▶ **Given request**
Set down each record below precisely, skipping the pictures.

▶ **Given records**
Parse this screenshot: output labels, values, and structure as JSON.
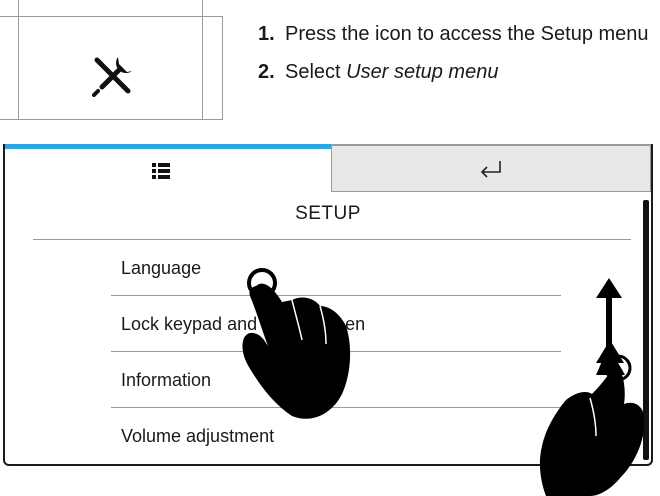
{
  "tool_panel": {
    "icon": "wrench-screwdriver-icon"
  },
  "instructions": {
    "step1_number": "1.",
    "step1_text": "Press the icon to access the Setup menu",
    "step2_number": "2.",
    "step2_prefix": "Select ",
    "step2_emphasis": "User setup menu"
  },
  "screen": {
    "tabs": {
      "list_icon": "list-icon",
      "back_icon": "return-arrow-icon"
    },
    "title": "SETUP",
    "menu_items": [
      {
        "label": "Language"
      },
      {
        "label": "Lock keypad and touch screen"
      },
      {
        "label": "Information"
      },
      {
        "label": "Volume adjustment"
      }
    ]
  },
  "colors": {
    "accent": "#2aa6e0",
    "tab_inactive": "#e8e8e8",
    "divider": "#9a9a9a"
  }
}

▶ **Solved problem**
Parse this screenshot: output labels, values, and structure as JSON.
{
  "tool_panel": {
    "icon": "wrench-screwdriver-icon"
  },
  "instructions": {
    "step1_number": "1.",
    "step1_text": "Press the icon to access the Setup menu",
    "step2_number": "2.",
    "step2_prefix": "Select ",
    "step2_emphasis": "User setup menu"
  },
  "screen": {
    "tabs": {
      "list_icon": "list-icon",
      "back_icon": "return-arrow-icon"
    },
    "title": "SETUP",
    "menu_items": [
      {
        "label": "Language"
      },
      {
        "label": "Lock keypad and touch screen"
      },
      {
        "label": "Information"
      },
      {
        "label": "Volume adjustment"
      }
    ]
  },
  "colors": {
    "accent": "#2aa6e0",
    "tab_inactive": "#e8e8e8",
    "divider": "#9a9a9a"
  }
}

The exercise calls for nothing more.